> _WHAT YOU WILL DO_: Filter the entries that follow, copying every line in which the word "massacrés" appears.

Records
|---|
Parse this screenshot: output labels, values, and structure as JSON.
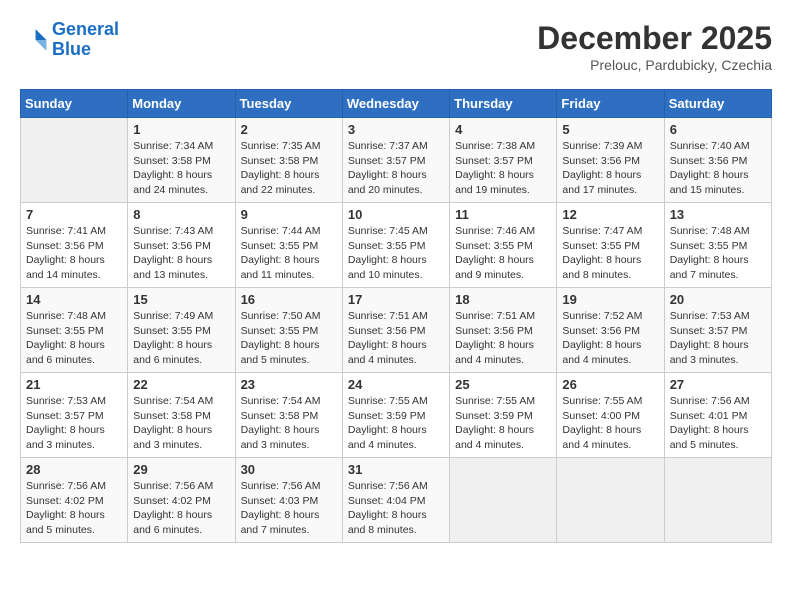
{
  "logo": {
    "line1": "General",
    "line2": "Blue"
  },
  "title": "December 2025",
  "subtitle": "Prelouc, Pardubicky, Czechia",
  "days_of_week": [
    "Sunday",
    "Monday",
    "Tuesday",
    "Wednesday",
    "Thursday",
    "Friday",
    "Saturday"
  ],
  "weeks": [
    [
      {
        "day": "",
        "info": ""
      },
      {
        "day": "1",
        "info": "Sunrise: 7:34 AM\nSunset: 3:58 PM\nDaylight: 8 hours\nand 24 minutes."
      },
      {
        "day": "2",
        "info": "Sunrise: 7:35 AM\nSunset: 3:58 PM\nDaylight: 8 hours\nand 22 minutes."
      },
      {
        "day": "3",
        "info": "Sunrise: 7:37 AM\nSunset: 3:57 PM\nDaylight: 8 hours\nand 20 minutes."
      },
      {
        "day": "4",
        "info": "Sunrise: 7:38 AM\nSunset: 3:57 PM\nDaylight: 8 hours\nand 19 minutes."
      },
      {
        "day": "5",
        "info": "Sunrise: 7:39 AM\nSunset: 3:56 PM\nDaylight: 8 hours\nand 17 minutes."
      },
      {
        "day": "6",
        "info": "Sunrise: 7:40 AM\nSunset: 3:56 PM\nDaylight: 8 hours\nand 15 minutes."
      }
    ],
    [
      {
        "day": "7",
        "info": "Sunrise: 7:41 AM\nSunset: 3:56 PM\nDaylight: 8 hours\nand 14 minutes."
      },
      {
        "day": "8",
        "info": "Sunrise: 7:43 AM\nSunset: 3:56 PM\nDaylight: 8 hours\nand 13 minutes."
      },
      {
        "day": "9",
        "info": "Sunrise: 7:44 AM\nSunset: 3:55 PM\nDaylight: 8 hours\nand 11 minutes."
      },
      {
        "day": "10",
        "info": "Sunrise: 7:45 AM\nSunset: 3:55 PM\nDaylight: 8 hours\nand 10 minutes."
      },
      {
        "day": "11",
        "info": "Sunrise: 7:46 AM\nSunset: 3:55 PM\nDaylight: 8 hours\nand 9 minutes."
      },
      {
        "day": "12",
        "info": "Sunrise: 7:47 AM\nSunset: 3:55 PM\nDaylight: 8 hours\nand 8 minutes."
      },
      {
        "day": "13",
        "info": "Sunrise: 7:48 AM\nSunset: 3:55 PM\nDaylight: 8 hours\nand 7 minutes."
      }
    ],
    [
      {
        "day": "14",
        "info": "Sunrise: 7:48 AM\nSunset: 3:55 PM\nDaylight: 8 hours\nand 6 minutes."
      },
      {
        "day": "15",
        "info": "Sunrise: 7:49 AM\nSunset: 3:55 PM\nDaylight: 8 hours\nand 6 minutes."
      },
      {
        "day": "16",
        "info": "Sunrise: 7:50 AM\nSunset: 3:55 PM\nDaylight: 8 hours\nand 5 minutes."
      },
      {
        "day": "17",
        "info": "Sunrise: 7:51 AM\nSunset: 3:56 PM\nDaylight: 8 hours\nand 4 minutes."
      },
      {
        "day": "18",
        "info": "Sunrise: 7:51 AM\nSunset: 3:56 PM\nDaylight: 8 hours\nand 4 minutes."
      },
      {
        "day": "19",
        "info": "Sunrise: 7:52 AM\nSunset: 3:56 PM\nDaylight: 8 hours\nand 4 minutes."
      },
      {
        "day": "20",
        "info": "Sunrise: 7:53 AM\nSunset: 3:57 PM\nDaylight: 8 hours\nand 3 minutes."
      }
    ],
    [
      {
        "day": "21",
        "info": "Sunrise: 7:53 AM\nSunset: 3:57 PM\nDaylight: 8 hours\nand 3 minutes."
      },
      {
        "day": "22",
        "info": "Sunrise: 7:54 AM\nSunset: 3:58 PM\nDaylight: 8 hours\nand 3 minutes."
      },
      {
        "day": "23",
        "info": "Sunrise: 7:54 AM\nSunset: 3:58 PM\nDaylight: 8 hours\nand 3 minutes."
      },
      {
        "day": "24",
        "info": "Sunrise: 7:55 AM\nSunset: 3:59 PM\nDaylight: 8 hours\nand 4 minutes."
      },
      {
        "day": "25",
        "info": "Sunrise: 7:55 AM\nSunset: 3:59 PM\nDaylight: 8 hours\nand 4 minutes."
      },
      {
        "day": "26",
        "info": "Sunrise: 7:55 AM\nSunset: 4:00 PM\nDaylight: 8 hours\nand 4 minutes."
      },
      {
        "day": "27",
        "info": "Sunrise: 7:56 AM\nSunset: 4:01 PM\nDaylight: 8 hours\nand 5 minutes."
      }
    ],
    [
      {
        "day": "28",
        "info": "Sunrise: 7:56 AM\nSunset: 4:02 PM\nDaylight: 8 hours\nand 5 minutes."
      },
      {
        "day": "29",
        "info": "Sunrise: 7:56 AM\nSunset: 4:02 PM\nDaylight: 8 hours\nand 6 minutes."
      },
      {
        "day": "30",
        "info": "Sunrise: 7:56 AM\nSunset: 4:03 PM\nDaylight: 8 hours\nand 7 minutes."
      },
      {
        "day": "31",
        "info": "Sunrise: 7:56 AM\nSunset: 4:04 PM\nDaylight: 8 hours\nand 8 minutes."
      },
      {
        "day": "",
        "info": ""
      },
      {
        "day": "",
        "info": ""
      },
      {
        "day": "",
        "info": ""
      }
    ]
  ]
}
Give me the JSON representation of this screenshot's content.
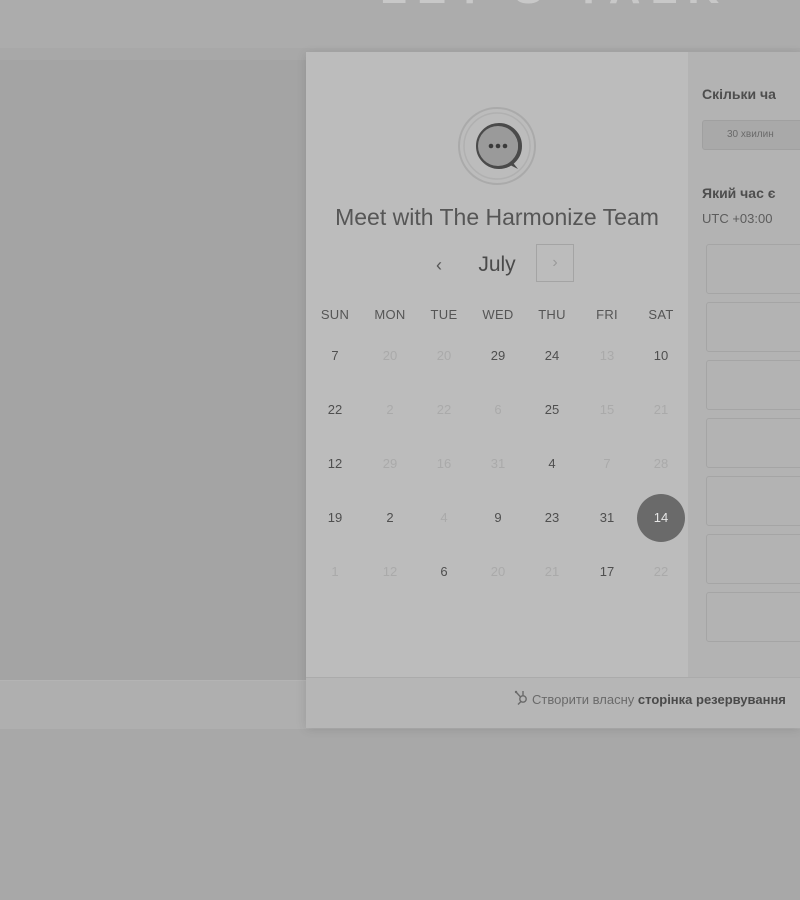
{
  "background": {
    "header_text": "LET'S TALK"
  },
  "profile": {
    "avatar_icon": "chat-bubble-icon",
    "title": "Meet with The Harmonize Team"
  },
  "calendar": {
    "prev_label": "‹",
    "month": "July",
    "next_label": "›",
    "weekdays": [
      "SUN",
      "MON",
      "TUE",
      "WED",
      "THU",
      "FRI",
      "SAT"
    ],
    "weeks": [
      [
        {
          "d": "7",
          "s": "avail"
        },
        {
          "d": "20",
          "s": "dim"
        },
        {
          "d": "20",
          "s": "dim"
        },
        {
          "d": "29",
          "s": "avail"
        },
        {
          "d": "24",
          "s": "avail"
        },
        {
          "d": "13",
          "s": "dim"
        },
        {
          "d": "10",
          "s": "avail"
        }
      ],
      [
        {
          "d": "22",
          "s": "avail"
        },
        {
          "d": "2",
          "s": "dim"
        },
        {
          "d": "22",
          "s": "dim"
        },
        {
          "d": "6",
          "s": "dim"
        },
        {
          "d": "25",
          "s": "avail"
        },
        {
          "d": "15",
          "s": "dim"
        },
        {
          "d": "21",
          "s": "dim"
        }
      ],
      [
        {
          "d": "12",
          "s": "avail"
        },
        {
          "d": "29",
          "s": "dim"
        },
        {
          "d": "16",
          "s": "dim"
        },
        {
          "d": "31",
          "s": "dim"
        },
        {
          "d": "4",
          "s": "avail"
        },
        {
          "d": "7",
          "s": "dim"
        },
        {
          "d": "28",
          "s": "dim"
        }
      ],
      [
        {
          "d": "19",
          "s": "avail"
        },
        {
          "d": "2",
          "s": "avail"
        },
        {
          "d": "4",
          "s": "dim"
        },
        {
          "d": "9",
          "s": "avail"
        },
        {
          "d": "23",
          "s": "avail"
        },
        {
          "d": "31",
          "s": "avail"
        },
        {
          "d": "14",
          "s": "sel"
        }
      ],
      [
        {
          "d": "1",
          "s": "dim"
        },
        {
          "d": "12",
          "s": "dim"
        },
        {
          "d": "6",
          "s": "avail"
        },
        {
          "d": "20",
          "s": "dim"
        },
        {
          "d": "21",
          "s": "dim"
        },
        {
          "d": "17",
          "s": "avail"
        },
        {
          "d": "22",
          "s": "dim"
        }
      ]
    ]
  },
  "booking": {
    "duration_heading": "Скільки ча",
    "duration_option": "30 хвилин",
    "time_heading": "Який час є",
    "timezone": "UTC +03:00",
    "slot_count": 7
  },
  "footer": {
    "icon": "sprocket-icon",
    "prefix": "Створити власну",
    "link": "сторінка резервування"
  },
  "colors": {
    "selected_day": "#6a6a6a",
    "overlay": "#a8a8a8"
  }
}
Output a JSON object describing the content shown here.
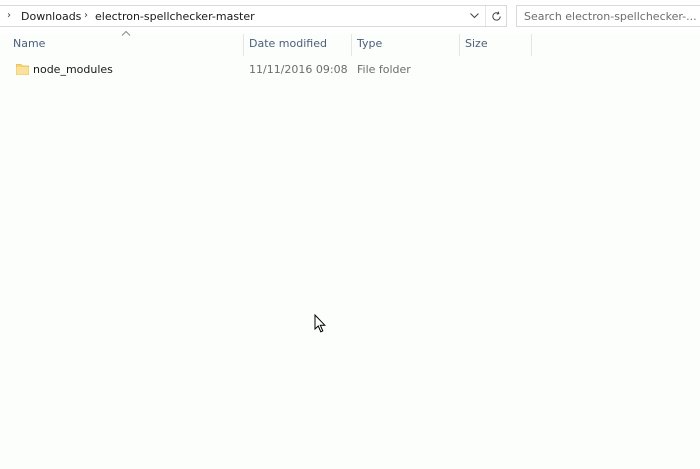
{
  "address_bar": {
    "breadcrumbs": [
      "Downloads",
      "electron-spellchecker-master"
    ]
  },
  "search": {
    "placeholder": "Search electron-spellchecker-..."
  },
  "columns": {
    "name": "Name",
    "date_modified": "Date modified",
    "type": "Type",
    "size": "Size"
  },
  "files": [
    {
      "name": "node_modules",
      "date_modified": "11/11/2016 09:08",
      "type": "File folder",
      "size": "",
      "icon": "folder-icon"
    }
  ],
  "colors": {
    "background": "#fcfefc",
    "header_text": "#4c607a",
    "folder": "#f8d775",
    "border": "#d9d9d9"
  }
}
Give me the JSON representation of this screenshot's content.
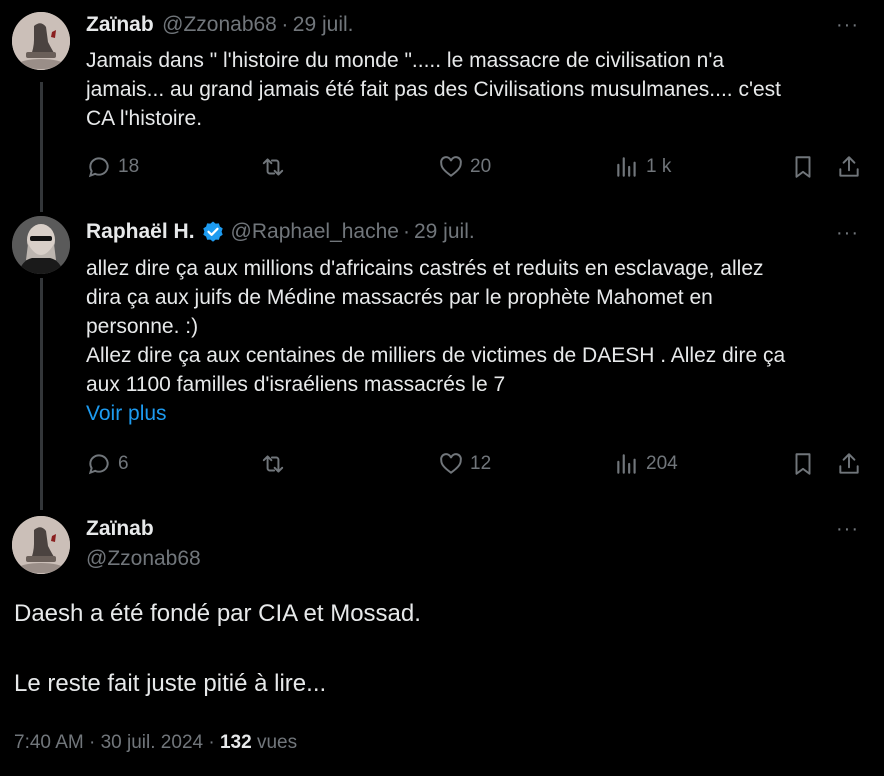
{
  "colors": {
    "background": "#000000",
    "text": "#e7e9ea",
    "muted": "#71767b",
    "link": "#1d9bf0",
    "verified": "#1d9bf0"
  },
  "tweet1": {
    "name": "Zaïnab",
    "handle": "@Zzonab68",
    "date": "29 juil.",
    "text": [
      "Jamais dans \" l'histoire du monde \"..... le massacre de civilisation n'a",
      "jamais... au grand jamais été fait pas des Civilisations musulmanes.... c'est",
      "CA l'histoire."
    ],
    "actions": {
      "replies": "18",
      "reposts": "",
      "likes": "20",
      "views": "1 k"
    }
  },
  "tweet2": {
    "name": "Raphaël H.",
    "handle": "@Raphael_hache",
    "date": "29 juil.",
    "text": [
      "allez dire ça aux millions d'africains castrés et reduits en esclavage, allez",
      "dira ça aux juifs de Médine massacrés par le prophète Mahomet en",
      "personne. :)",
      "Allez dire ça aux centaines de milliers de victimes de DAESH . Allez dire ça",
      "aux 1100 familles d'israéliens massacrés le 7"
    ],
    "show_more": "Voir plus",
    "actions": {
      "replies": "6",
      "reposts": "",
      "likes": "12",
      "views": "204"
    }
  },
  "main_tweet": {
    "name": "Zaïnab",
    "handle": "@Zzonab68",
    "text": [
      "Daesh a été fondé par CIA et Mossad.",
      "Le reste fait juste pitié à lire..."
    ],
    "time": "7:40 AM",
    "date": "30 juil. 2024",
    "views_count": "132",
    "views_label": "vues"
  },
  "icons": {
    "reply": "reply-icon",
    "repost": "repost-icon",
    "like": "heart-icon",
    "views": "views-icon",
    "bookmark": "bookmark-icon",
    "share": "share-icon",
    "more": "more-icon",
    "verified": "verified-badge-icon"
  },
  "more_label": "···",
  "separator": "·"
}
|---|
> _RESULT OF THIS EXERCISE_:
      "dira ça aux juifs de Médine massacrés par le prophète Mahomet en",
      "aux 1100 familles d'israéliens massacrés le 7"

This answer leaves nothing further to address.